▸ TASK DIRECTIONS:
Copy each line containing the word "this" from the records that follow, please.

▸ GIVEN INFORMATION:

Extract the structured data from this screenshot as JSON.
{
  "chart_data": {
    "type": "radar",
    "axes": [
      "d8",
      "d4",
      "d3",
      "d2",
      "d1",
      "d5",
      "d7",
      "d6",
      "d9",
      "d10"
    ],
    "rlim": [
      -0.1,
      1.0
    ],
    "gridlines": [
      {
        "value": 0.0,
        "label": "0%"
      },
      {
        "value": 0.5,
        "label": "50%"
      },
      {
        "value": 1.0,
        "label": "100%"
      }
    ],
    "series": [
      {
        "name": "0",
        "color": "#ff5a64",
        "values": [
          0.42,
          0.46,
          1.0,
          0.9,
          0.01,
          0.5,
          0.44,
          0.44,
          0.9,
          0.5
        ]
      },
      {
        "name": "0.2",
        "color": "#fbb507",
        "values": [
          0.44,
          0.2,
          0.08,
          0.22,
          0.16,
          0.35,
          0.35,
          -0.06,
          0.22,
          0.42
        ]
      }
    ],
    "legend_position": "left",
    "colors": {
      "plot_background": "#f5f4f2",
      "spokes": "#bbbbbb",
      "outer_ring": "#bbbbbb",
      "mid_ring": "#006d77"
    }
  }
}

==

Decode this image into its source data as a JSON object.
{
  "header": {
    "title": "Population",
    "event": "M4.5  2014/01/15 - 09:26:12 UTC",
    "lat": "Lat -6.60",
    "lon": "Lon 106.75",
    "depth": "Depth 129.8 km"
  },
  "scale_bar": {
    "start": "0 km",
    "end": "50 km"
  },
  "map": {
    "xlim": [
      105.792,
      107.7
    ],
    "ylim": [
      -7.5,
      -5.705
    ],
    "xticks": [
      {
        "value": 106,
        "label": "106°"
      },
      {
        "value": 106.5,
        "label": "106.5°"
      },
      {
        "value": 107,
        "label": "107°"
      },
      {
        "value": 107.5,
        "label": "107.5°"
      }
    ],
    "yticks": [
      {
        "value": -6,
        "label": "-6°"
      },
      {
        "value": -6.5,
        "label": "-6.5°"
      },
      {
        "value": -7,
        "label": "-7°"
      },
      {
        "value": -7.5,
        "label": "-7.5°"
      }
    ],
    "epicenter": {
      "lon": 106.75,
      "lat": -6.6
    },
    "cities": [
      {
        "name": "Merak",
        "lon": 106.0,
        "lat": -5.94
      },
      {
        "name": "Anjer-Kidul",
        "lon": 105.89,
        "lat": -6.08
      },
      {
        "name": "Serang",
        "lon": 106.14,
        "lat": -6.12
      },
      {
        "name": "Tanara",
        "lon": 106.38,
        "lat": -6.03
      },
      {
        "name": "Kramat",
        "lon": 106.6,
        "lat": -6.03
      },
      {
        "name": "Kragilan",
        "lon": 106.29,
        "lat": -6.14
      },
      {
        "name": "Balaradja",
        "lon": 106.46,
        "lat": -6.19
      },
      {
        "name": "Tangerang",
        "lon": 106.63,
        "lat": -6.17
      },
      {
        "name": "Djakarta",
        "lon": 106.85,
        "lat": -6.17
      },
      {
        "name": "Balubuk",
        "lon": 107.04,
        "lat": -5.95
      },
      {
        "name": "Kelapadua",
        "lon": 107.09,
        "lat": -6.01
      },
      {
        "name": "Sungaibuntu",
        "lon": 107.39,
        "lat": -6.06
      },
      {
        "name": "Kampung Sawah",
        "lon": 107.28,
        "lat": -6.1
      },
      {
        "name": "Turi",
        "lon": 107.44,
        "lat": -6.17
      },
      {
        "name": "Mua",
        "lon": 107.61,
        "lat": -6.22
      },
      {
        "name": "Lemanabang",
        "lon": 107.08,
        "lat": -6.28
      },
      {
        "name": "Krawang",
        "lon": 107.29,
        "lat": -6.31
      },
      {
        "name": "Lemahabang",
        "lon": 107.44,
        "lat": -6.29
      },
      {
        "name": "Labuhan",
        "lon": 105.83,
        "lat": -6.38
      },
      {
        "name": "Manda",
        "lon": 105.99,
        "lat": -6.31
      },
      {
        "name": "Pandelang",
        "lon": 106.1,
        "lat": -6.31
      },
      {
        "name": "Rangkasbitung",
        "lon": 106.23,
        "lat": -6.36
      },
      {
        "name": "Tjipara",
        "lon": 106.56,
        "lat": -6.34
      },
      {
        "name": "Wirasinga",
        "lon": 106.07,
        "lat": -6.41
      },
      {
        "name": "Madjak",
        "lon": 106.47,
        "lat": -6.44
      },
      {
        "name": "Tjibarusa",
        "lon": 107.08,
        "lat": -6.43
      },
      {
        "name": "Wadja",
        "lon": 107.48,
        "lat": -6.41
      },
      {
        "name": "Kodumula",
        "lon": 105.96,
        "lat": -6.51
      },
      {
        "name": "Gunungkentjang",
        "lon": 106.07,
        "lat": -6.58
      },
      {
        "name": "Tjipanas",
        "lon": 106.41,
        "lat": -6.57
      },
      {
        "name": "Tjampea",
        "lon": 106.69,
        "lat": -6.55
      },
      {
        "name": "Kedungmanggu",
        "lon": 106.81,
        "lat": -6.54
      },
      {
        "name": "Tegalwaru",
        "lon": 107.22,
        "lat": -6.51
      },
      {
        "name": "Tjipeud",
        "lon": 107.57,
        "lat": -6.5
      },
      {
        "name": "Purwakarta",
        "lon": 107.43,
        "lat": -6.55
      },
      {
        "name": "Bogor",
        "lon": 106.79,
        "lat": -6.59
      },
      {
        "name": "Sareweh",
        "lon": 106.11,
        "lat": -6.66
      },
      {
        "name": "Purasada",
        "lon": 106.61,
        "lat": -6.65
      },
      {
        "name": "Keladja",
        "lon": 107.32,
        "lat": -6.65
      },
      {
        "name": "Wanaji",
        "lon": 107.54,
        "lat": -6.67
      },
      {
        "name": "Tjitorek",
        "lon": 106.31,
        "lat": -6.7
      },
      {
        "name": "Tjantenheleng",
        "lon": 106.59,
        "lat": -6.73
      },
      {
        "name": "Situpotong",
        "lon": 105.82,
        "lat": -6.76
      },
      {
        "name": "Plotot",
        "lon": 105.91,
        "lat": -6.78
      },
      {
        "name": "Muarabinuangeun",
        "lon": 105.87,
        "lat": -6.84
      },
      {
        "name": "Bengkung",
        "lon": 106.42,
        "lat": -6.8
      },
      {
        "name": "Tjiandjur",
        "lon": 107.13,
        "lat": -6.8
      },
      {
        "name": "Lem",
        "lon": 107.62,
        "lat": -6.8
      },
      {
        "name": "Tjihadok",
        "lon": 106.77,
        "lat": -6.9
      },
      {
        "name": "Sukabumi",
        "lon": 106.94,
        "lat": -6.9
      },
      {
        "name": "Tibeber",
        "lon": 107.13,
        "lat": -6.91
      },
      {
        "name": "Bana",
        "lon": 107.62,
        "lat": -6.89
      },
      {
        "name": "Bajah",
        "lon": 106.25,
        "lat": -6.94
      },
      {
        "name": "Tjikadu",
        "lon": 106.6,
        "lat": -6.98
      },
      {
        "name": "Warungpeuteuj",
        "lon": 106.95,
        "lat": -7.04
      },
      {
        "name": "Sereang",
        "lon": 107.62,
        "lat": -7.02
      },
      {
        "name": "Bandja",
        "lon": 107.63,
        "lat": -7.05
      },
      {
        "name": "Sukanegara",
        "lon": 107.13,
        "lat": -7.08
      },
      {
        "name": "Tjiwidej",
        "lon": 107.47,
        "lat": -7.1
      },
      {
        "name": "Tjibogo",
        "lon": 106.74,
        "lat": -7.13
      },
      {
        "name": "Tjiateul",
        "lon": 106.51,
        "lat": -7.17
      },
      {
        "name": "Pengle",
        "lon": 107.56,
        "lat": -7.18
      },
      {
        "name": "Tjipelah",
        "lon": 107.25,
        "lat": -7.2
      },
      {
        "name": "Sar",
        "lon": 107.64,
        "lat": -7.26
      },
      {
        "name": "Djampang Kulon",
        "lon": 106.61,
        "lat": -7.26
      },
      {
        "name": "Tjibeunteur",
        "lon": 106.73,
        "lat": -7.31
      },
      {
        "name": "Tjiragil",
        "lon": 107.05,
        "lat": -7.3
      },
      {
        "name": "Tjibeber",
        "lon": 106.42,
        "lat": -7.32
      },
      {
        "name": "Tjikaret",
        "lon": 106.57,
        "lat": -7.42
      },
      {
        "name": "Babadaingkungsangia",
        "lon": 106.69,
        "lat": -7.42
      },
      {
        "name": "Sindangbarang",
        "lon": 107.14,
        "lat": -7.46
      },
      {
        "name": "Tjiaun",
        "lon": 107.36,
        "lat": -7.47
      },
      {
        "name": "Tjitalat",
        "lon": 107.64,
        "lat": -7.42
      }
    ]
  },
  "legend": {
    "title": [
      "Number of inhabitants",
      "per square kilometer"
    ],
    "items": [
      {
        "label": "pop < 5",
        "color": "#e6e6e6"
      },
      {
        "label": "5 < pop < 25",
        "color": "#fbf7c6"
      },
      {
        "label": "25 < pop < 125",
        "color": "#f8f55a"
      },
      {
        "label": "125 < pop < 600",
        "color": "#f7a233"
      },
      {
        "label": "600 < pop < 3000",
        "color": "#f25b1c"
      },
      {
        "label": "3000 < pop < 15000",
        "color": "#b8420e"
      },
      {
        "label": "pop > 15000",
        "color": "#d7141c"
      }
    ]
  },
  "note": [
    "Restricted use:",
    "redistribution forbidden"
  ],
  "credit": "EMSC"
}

▸ COMPLETED TASK:
Extract the structured data from this screenshot as JSON.
Decode this image into its source data as a JSON object.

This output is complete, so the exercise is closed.